REQUEST: Identify each line below containing the string "icon" and copy it.
++++
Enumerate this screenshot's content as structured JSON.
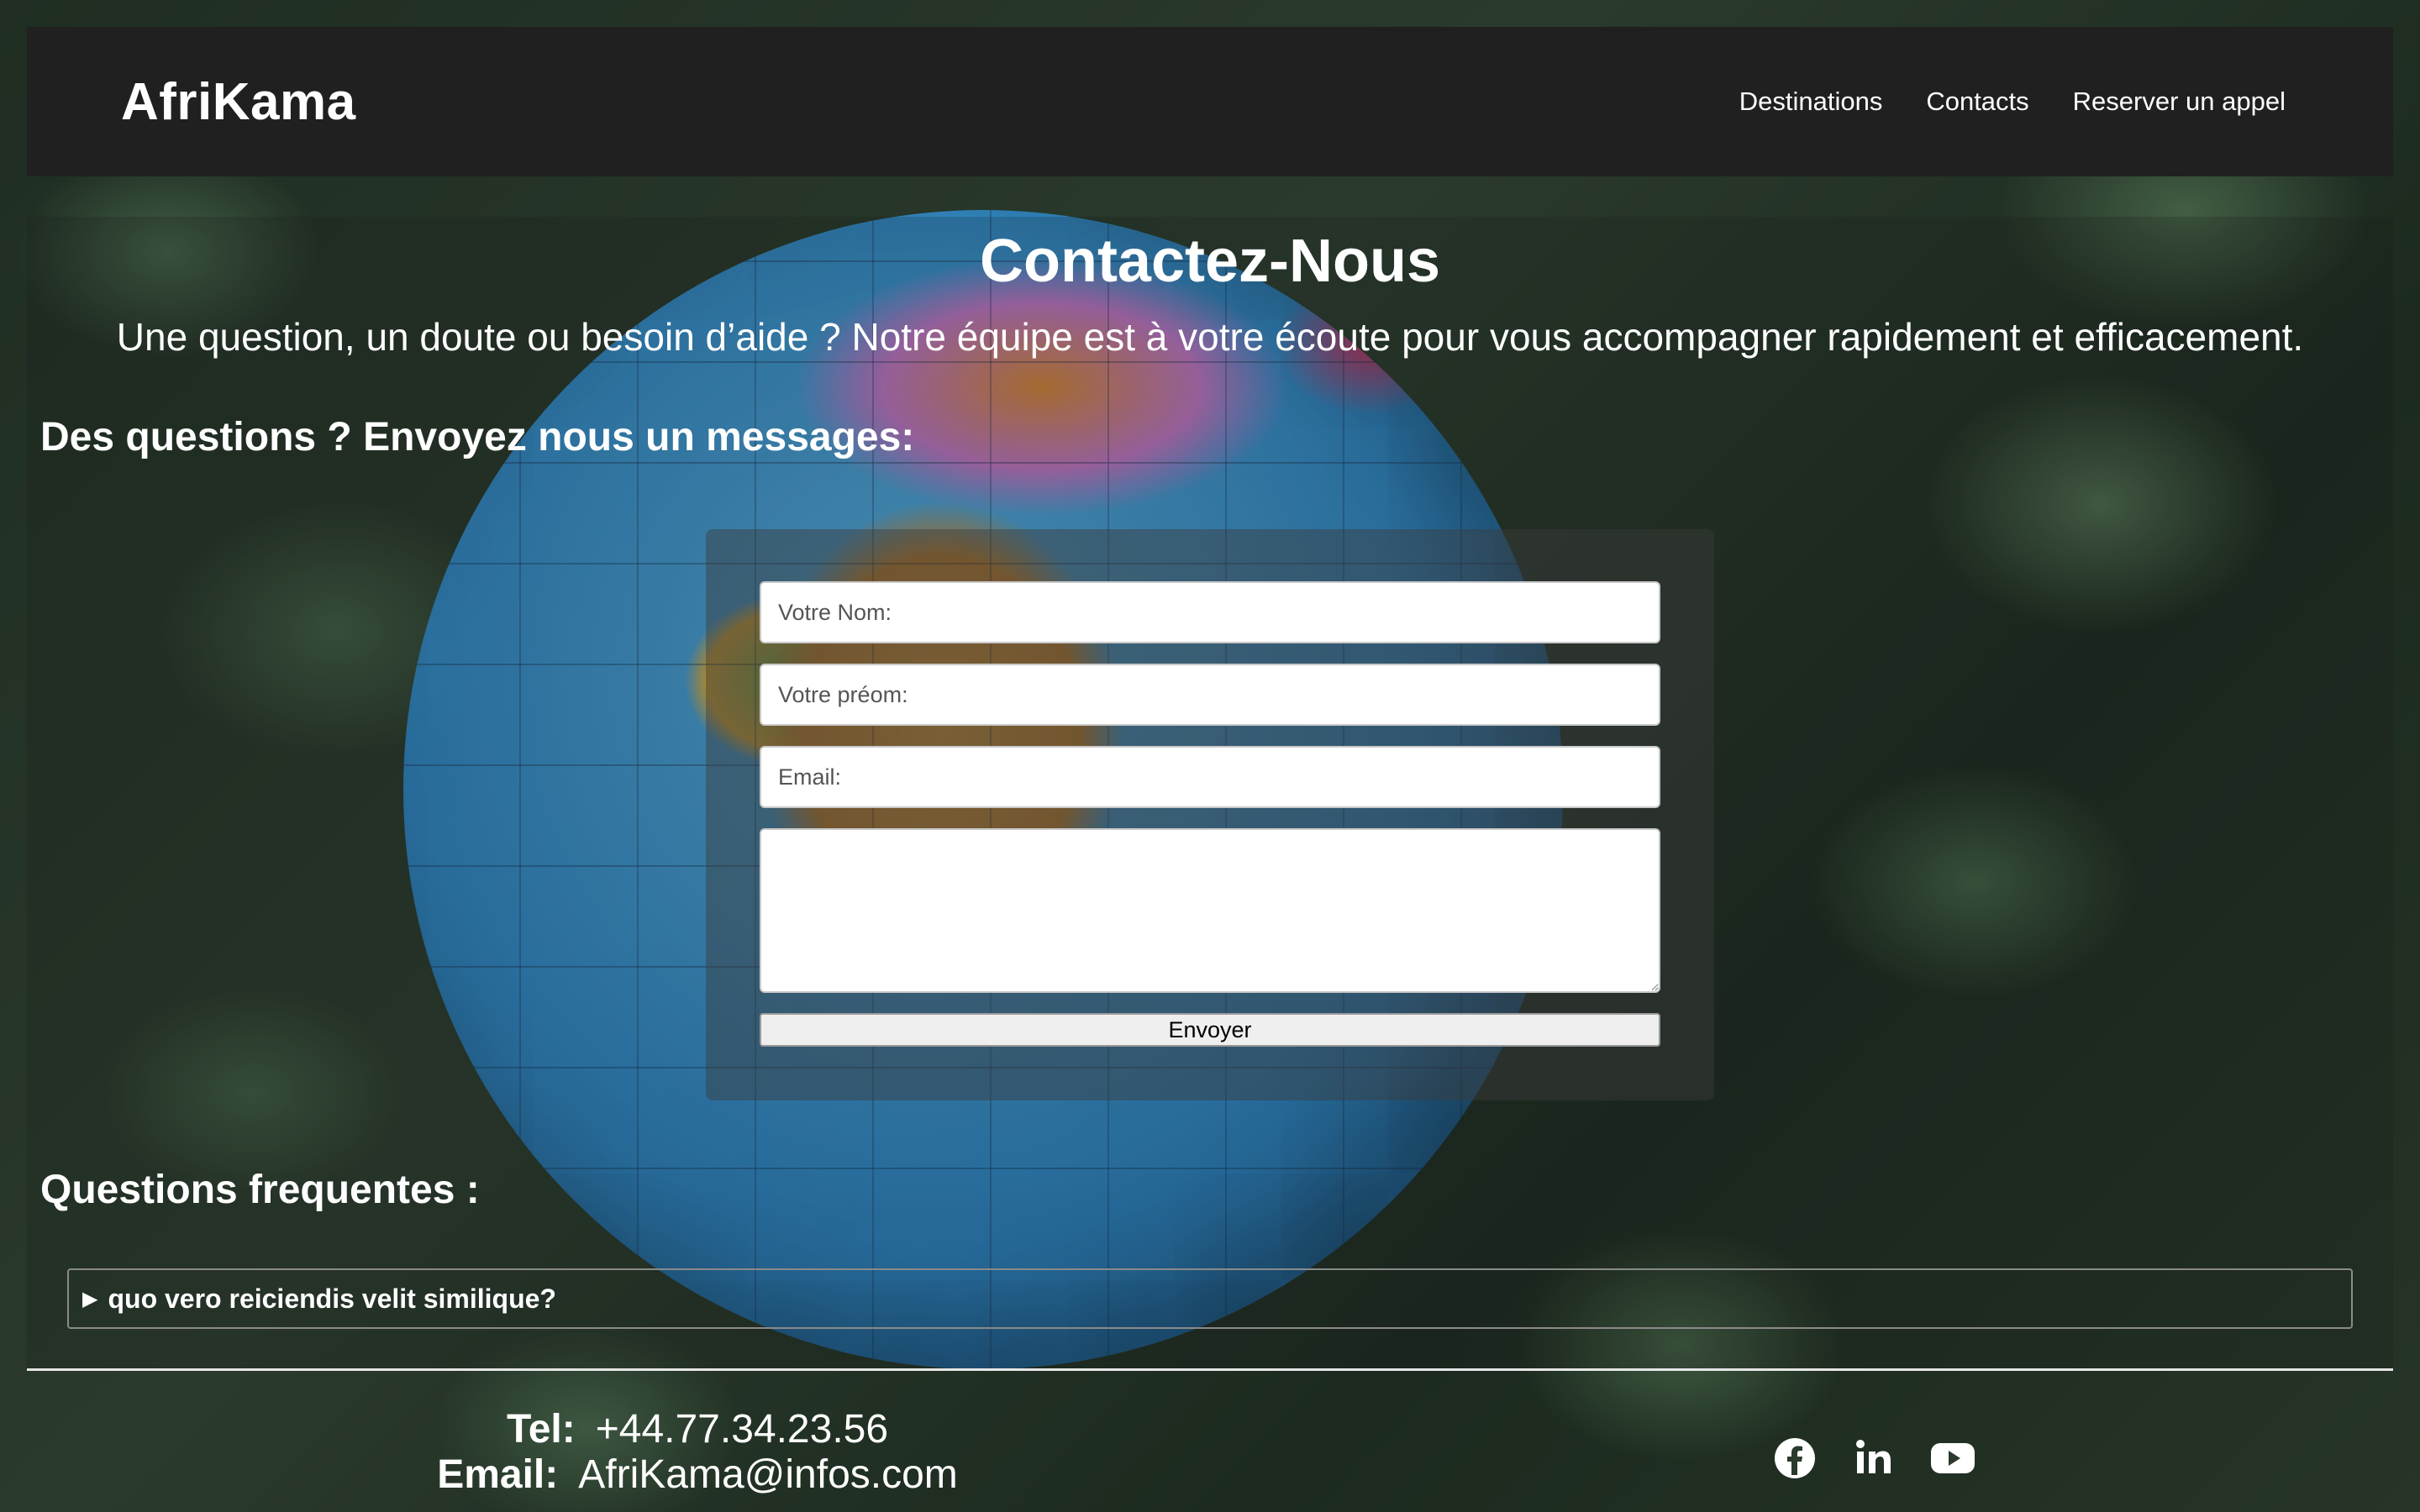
{
  "header": {
    "brand": "AfriKama",
    "nav": [
      "Destinations",
      "Contacts",
      "Reserver un appel"
    ]
  },
  "main": {
    "title": "Contactez-Nous",
    "intro": "Une question, un doute ou besoin d’aide ? Notre équipe est à votre écoute pour vous accompagner rapidement et efficacement.",
    "form_heading": "Des questions ? Envoyez nous un messages:",
    "form": {
      "nom_placeholder": "Votre Nom:",
      "prenom_placeholder": "Votre préom:",
      "email_placeholder": "Email:",
      "message_value": "",
      "submit_label": "Envoyer"
    },
    "faq_heading": "Questions frequentes :",
    "faq": [
      {
        "question": "quo vero reiciendis velit similique?",
        "expanded": false
      }
    ]
  },
  "footer": {
    "tel_label": "Tel:",
    "tel_value": "+44.77.34.23.56",
    "email_label": "Email:",
    "email_value": "AfriKama@infos.com",
    "socials": [
      "facebook-icon",
      "linkedin-icon",
      "youtube-icon"
    ]
  },
  "colors": {
    "navbar_bg": "#202020",
    "text": "#ffffff"
  }
}
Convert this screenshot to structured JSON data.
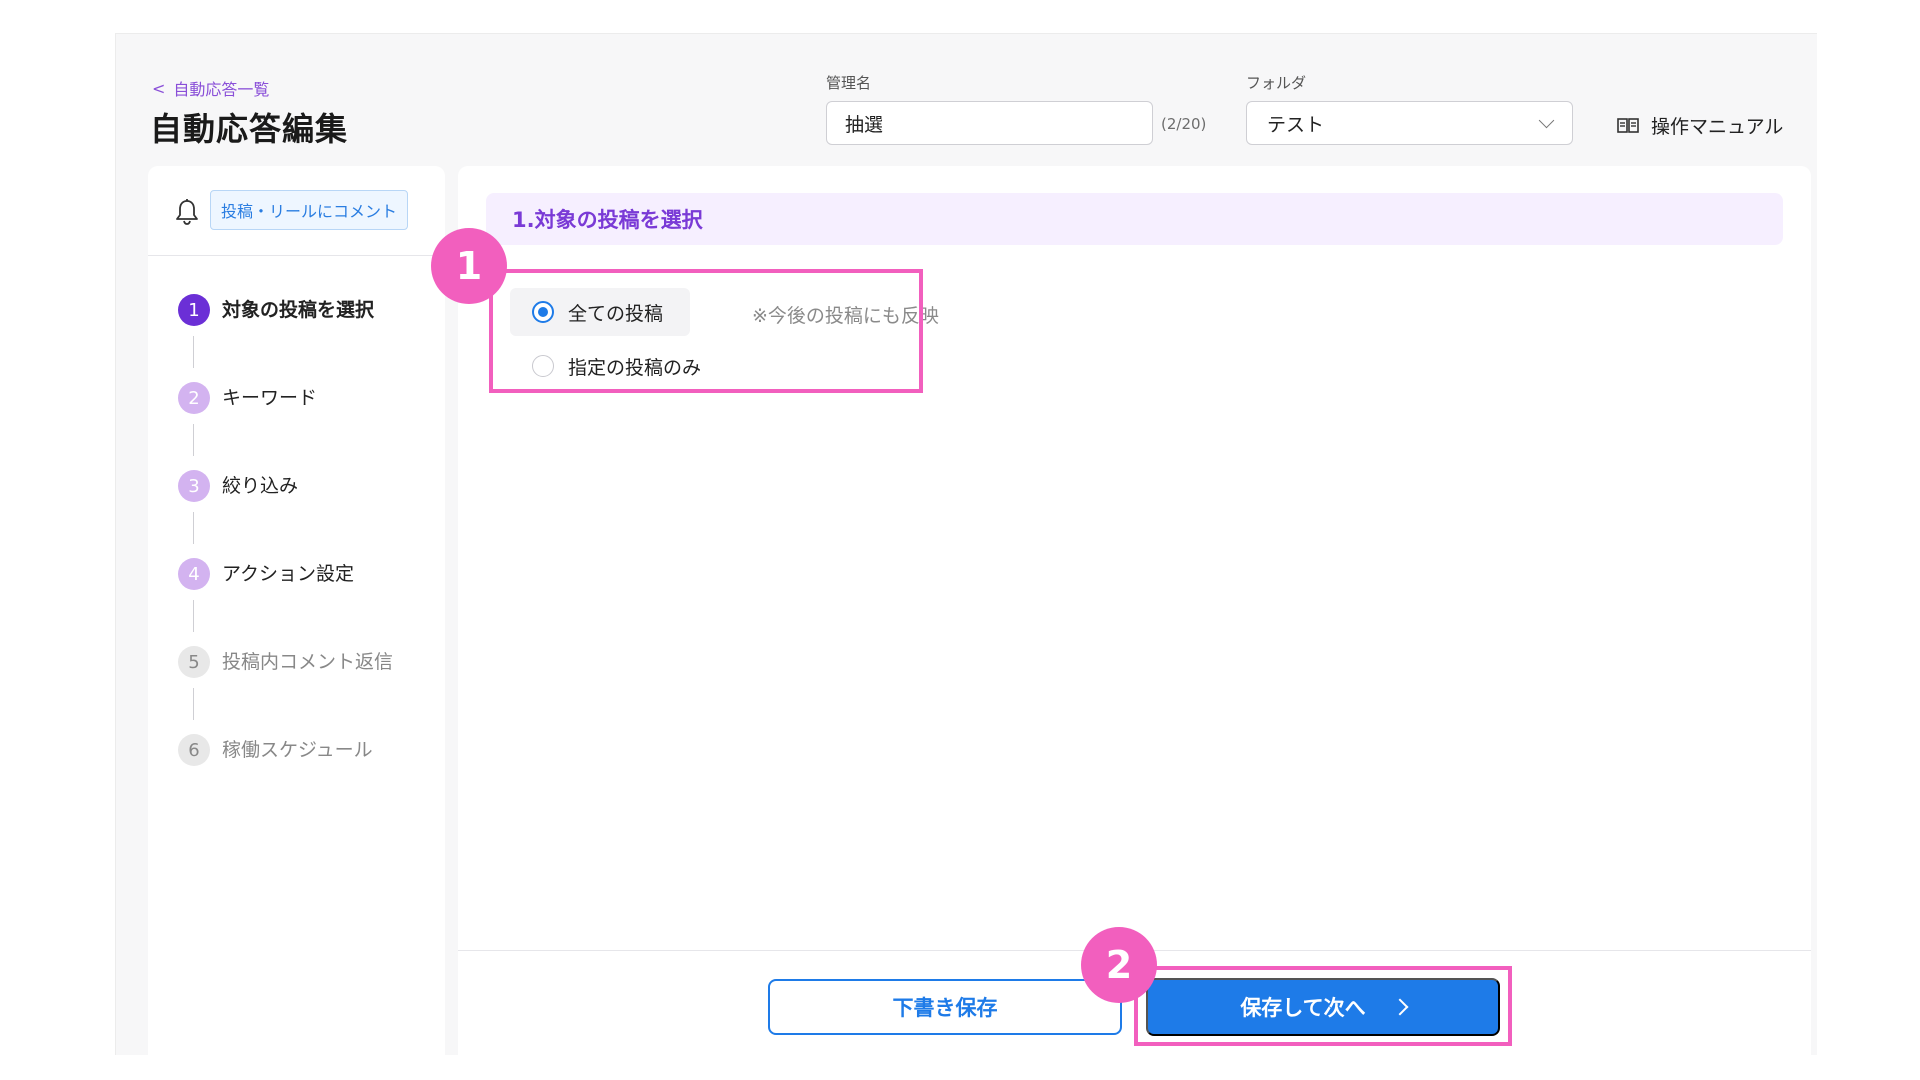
{
  "header": {
    "back_link": "自動応答一覧",
    "title": "自動応答編集",
    "name_label": "管理名",
    "name_value": "抽選",
    "name_counter": "(2/20)",
    "folder_label": "フォルダ",
    "folder_value": "テスト",
    "manual_link": "操作マニュアル"
  },
  "sidebar": {
    "trigger_badge": "投稿・リールにコメント",
    "steps": [
      {
        "num": "1",
        "label": "対象の投稿を選択",
        "state": "active"
      },
      {
        "num": "2",
        "label": "キーワード",
        "state": "todo"
      },
      {
        "num": "3",
        "label": "絞り込み",
        "state": "todo"
      },
      {
        "num": "4",
        "label": "アクション設定",
        "state": "todo"
      },
      {
        "num": "5",
        "label": "投稿内コメント返信",
        "state": "disabled"
      },
      {
        "num": "6",
        "label": "稼働スケジュール",
        "state": "disabled"
      }
    ]
  },
  "main": {
    "section_title": "1.対象の投稿を選択",
    "options": [
      {
        "label": "全ての投稿",
        "note": "※今後の投稿にも反映",
        "selected": true
      },
      {
        "label": "指定の投稿のみ",
        "selected": false
      }
    ],
    "draft_button": "下書き保存",
    "next_button": "保存して次へ"
  },
  "annotations": {
    "badge1": "1",
    "badge2": "2"
  },
  "colors": {
    "primary": "#1e7be8",
    "accent_purple": "#6b2fd6",
    "annotation_pink": "#f25fbe"
  }
}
++++
WRITTEN ANSWER:
      "facebook-icon",
      "linkedin-icon",
      "youtube-icon"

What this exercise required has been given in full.